------ DATA FOR THE TASK
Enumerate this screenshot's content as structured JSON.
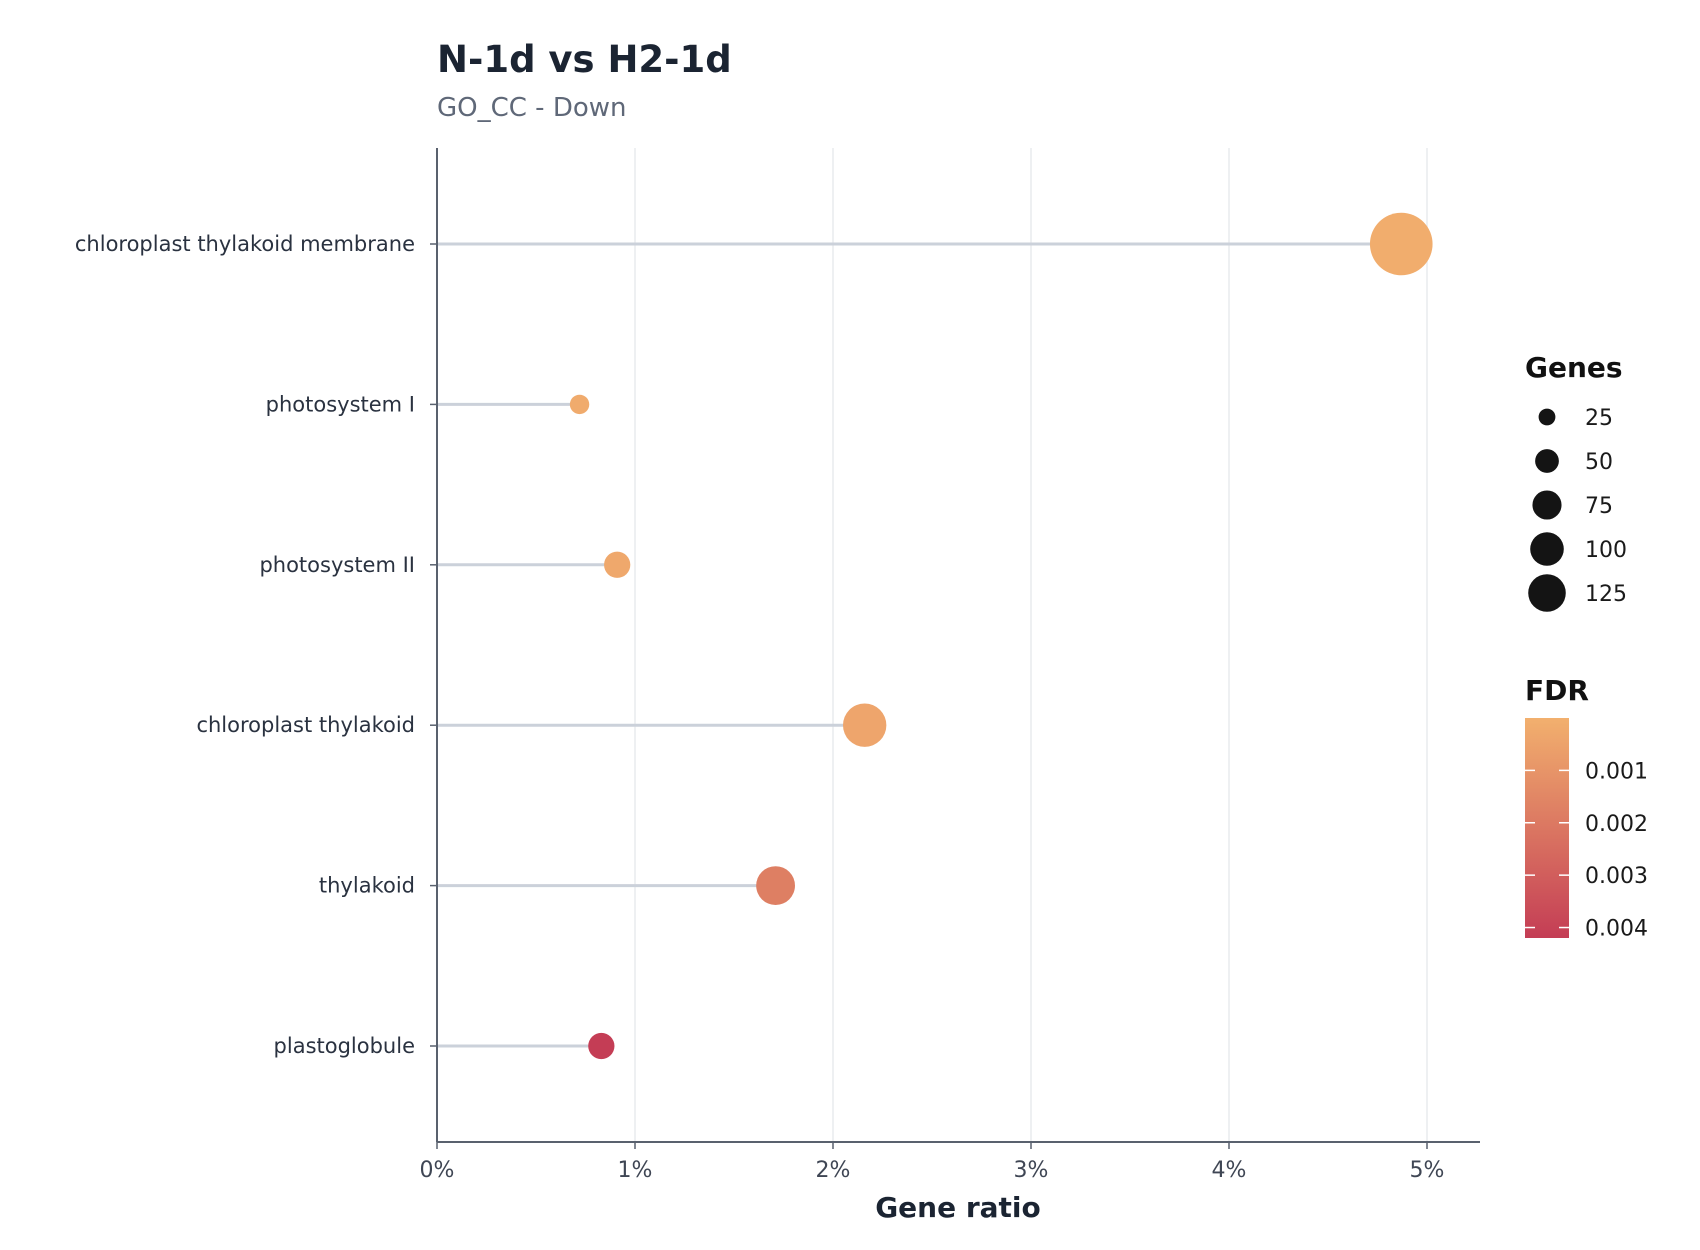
{
  "chart_data": {
    "type": "lollipop",
    "title": "N-1d vs H2-1d",
    "subtitle": "GO_CC - Down",
    "xlabel": "Gene ratio",
    "ylabel": "",
    "xlim": [
      0,
      0.0525
    ],
    "x_ticks": [
      0,
      0.01,
      0.02,
      0.03,
      0.04,
      0.05
    ],
    "x_tick_labels": [
      "0%",
      "1%",
      "2%",
      "3%",
      "4%",
      "5%"
    ],
    "grid": "vertical",
    "categories": [
      "chloroplast thylakoid membrane",
      "photosystem I",
      "photosystem II",
      "chloroplast thylakoid",
      "thylakoid",
      "plastoglobule"
    ],
    "gene_ratio": [
      0.0487,
      0.0072,
      0.0091,
      0.0216,
      0.0171,
      0.0083
    ],
    "genes": [
      125,
      12,
      22,
      60,
      48,
      22
    ],
    "fdr": [
      0.0001,
      0.0002,
      0.0003,
      0.0004,
      0.0018,
      0.0042
    ],
    "size_legend": {
      "title": "Genes",
      "values": [
        25,
        50,
        75,
        100,
        125
      ],
      "labels": [
        "25",
        "50",
        "75",
        "100",
        "125"
      ]
    },
    "color_legend": {
      "title": "FDR",
      "range": [
        0,
        0.0042
      ],
      "ticks": [
        0.001,
        0.002,
        0.003,
        0.004
      ],
      "tick_labels": [
        "0.001",
        "0.002",
        "0.003",
        "0.004"
      ],
      "low_color": "#f2b06e",
      "high_color": "#c43d55"
    },
    "colors": {
      "stem": "#cbd1da",
      "axis": "#59616e",
      "grid": "#e9ebee",
      "size_legend_dot": "#141414"
    }
  }
}
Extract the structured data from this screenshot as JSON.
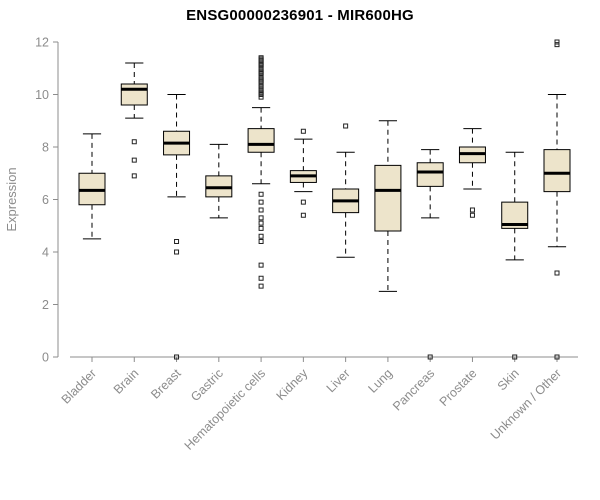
{
  "chart_data": {
    "type": "boxplot",
    "title": "ENSG00000236901 - MIR600HG",
    "ylabel": "Expression",
    "xlabel": "",
    "ylim": [
      0,
      12
    ],
    "yticks": [
      0,
      2,
      4,
      6,
      8,
      10,
      12
    ],
    "grid": false,
    "legend": "none",
    "categories": [
      "Bladder",
      "Brain",
      "Breast",
      "Gastric",
      "Hematopoietic cells",
      "Kidney",
      "Liver",
      "Lung",
      "Pancreas",
      "Prostate",
      "Skin",
      "Unknown / Other"
    ],
    "series": [
      {
        "name": "Bladder",
        "low": 4.5,
        "q1": 5.8,
        "median": 6.35,
        "q3": 7.0,
        "high": 8.5,
        "outliers": []
      },
      {
        "name": "Brain",
        "low": 9.1,
        "q1": 9.6,
        "median": 10.2,
        "q3": 10.4,
        "high": 11.2,
        "outliers": [
          8.2,
          7.5,
          6.9
        ]
      },
      {
        "name": "Breast",
        "low": 6.1,
        "q1": 7.7,
        "median": 8.15,
        "q3": 8.6,
        "high": 10.0,
        "outliers": [
          4.4,
          4.0,
          0
        ]
      },
      {
        "name": "Gastric",
        "low": 5.3,
        "q1": 6.1,
        "median": 6.45,
        "q3": 6.9,
        "high": 8.1,
        "outliers": []
      },
      {
        "name": "Hematopoietic cells",
        "low": 6.6,
        "q1": 7.8,
        "median": 8.1,
        "q3": 8.7,
        "high": 9.5,
        "outliers": [
          11.4,
          11.35,
          11.3,
          11.2,
          11.15,
          11.1,
          11.0,
          10.9,
          10.85,
          10.8,
          10.7,
          10.6,
          10.55,
          10.5,
          10.4,
          10.3,
          10.2,
          10.1,
          10.05,
          10.0,
          9.9,
          6.2,
          5.9,
          5.6,
          5.3,
          5.1,
          4.9,
          4.6,
          4.4,
          3.5,
          3.0,
          2.7
        ]
      },
      {
        "name": "Kidney",
        "low": 6.3,
        "q1": 6.65,
        "median": 6.9,
        "q3": 7.1,
        "high": 8.3,
        "outliers": [
          8.6,
          5.9,
          5.4
        ]
      },
      {
        "name": "Liver",
        "low": 3.8,
        "q1": 5.5,
        "median": 5.95,
        "q3": 6.4,
        "high": 7.8,
        "outliers": [
          8.8
        ]
      },
      {
        "name": "Lung",
        "low": 2.5,
        "q1": 4.8,
        "median": 6.35,
        "q3": 7.3,
        "high": 9.0,
        "outliers": []
      },
      {
        "name": "Pancreas",
        "low": 5.3,
        "q1": 6.5,
        "median": 7.05,
        "q3": 7.4,
        "high": 7.9,
        "outliers": [
          0
        ]
      },
      {
        "name": "Prostate",
        "low": 6.4,
        "q1": 7.4,
        "median": 7.75,
        "q3": 8.0,
        "high": 8.7,
        "outliers": [
          5.6,
          5.4
        ]
      },
      {
        "name": "Skin",
        "low": 3.7,
        "q1": 4.9,
        "median": 5.05,
        "q3": 5.9,
        "high": 7.8,
        "outliers": [
          0
        ]
      },
      {
        "name": "Unknown / Other",
        "low": 4.2,
        "q1": 6.3,
        "median": 7.0,
        "q3": 7.9,
        "high": 10.0,
        "outliers": [
          12.0,
          11.9,
          3.2,
          0
        ]
      }
    ],
    "style": {
      "box_fill": "#EDE4CB",
      "box_stroke": "#000000",
      "axis_color": "#8C8C8C",
      "tick_color": "#8C8C8C",
      "title_color": "#000000",
      "background": "#FFFFFF"
    }
  }
}
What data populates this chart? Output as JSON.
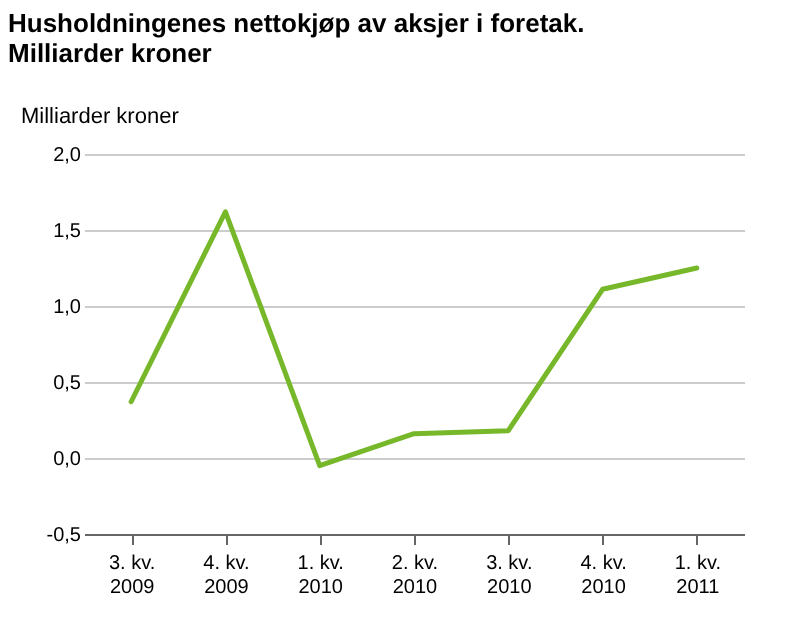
{
  "chart_data": {
    "type": "line",
    "title": "Husholdningenes nettokjøp av aksjer i foretak. Milliarder kroner",
    "ylabel": "Milliarder kroner",
    "categories": [
      "3. kv.\n2009",
      "4. kv.\n2009",
      "1. kv.\n2010",
      "2. kv.\n2010",
      "3. kv.\n2010",
      "4. kv.\n2010",
      "1. kv.\n2011"
    ],
    "series": [
      {
        "color": "#77b82a",
        "values": [
          0.37,
          1.62,
          -0.05,
          0.16,
          0.18,
          1.11,
          1.25
        ]
      }
    ],
    "ylim": [
      -0.5,
      2.0
    ],
    "yticks": [
      {
        "value": -0.5,
        "label": "-0,5"
      },
      {
        "value": 0,
        "label": "0,0"
      },
      {
        "value": 0.5,
        "label": "0,5"
      },
      {
        "value": 1,
        "label": "1,0"
      },
      {
        "value": 1.5,
        "label": "1,5"
      },
      {
        "value": 2,
        "label": "2,0"
      }
    ],
    "grid": "y",
    "line_style": "solid",
    "marker": "none"
  }
}
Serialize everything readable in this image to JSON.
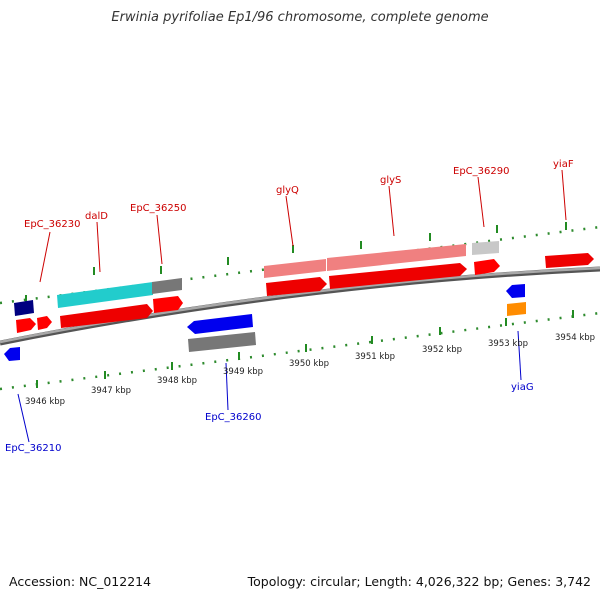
{
  "title": "Erwinia pyrifoliae Ep1/96 chromosome, complete genome",
  "footer": {
    "accession": "Accession: NC_012214",
    "summary": "Topology: circular; Length: 4,026,322 bp; Genes: 3,742"
  },
  "scale_labels": [
    "3946 kbp",
    "3947 kbp",
    "3948 kbp",
    "3949 kbp",
    "3950 kbp",
    "3951 kbp",
    "3952 kbp",
    "3953 kbp",
    "3954 kbp"
  ],
  "genes": {
    "top": [
      "EpC_36230",
      "dalD",
      "EpC_36250",
      "glyQ",
      "glyS",
      "EpC_36290",
      "yiaF"
    ],
    "bottom": [
      "EpC_36210",
      "EpC_36260",
      "yiaG"
    ]
  },
  "colors": {
    "backbone": "#8a8a8a",
    "forward_gene": "#ff0000",
    "reverse_gene": "#0000ee",
    "cds_light": "#f08080",
    "cds_cyan": "#22cccc",
    "cds_gray": "#777777",
    "cds_light_gray": "#c8c8c8",
    "cds_navy": "#000080",
    "cds_orange": "#ff8c00",
    "tick": "#228b22"
  }
}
------------
PROBLEM REQUIREMENTS — From the records above, copy each line that contains the word "type".

EXERCISE RESPONSE —
    "type": "lollipop",
    "type": "boxplot",
    "type": "line",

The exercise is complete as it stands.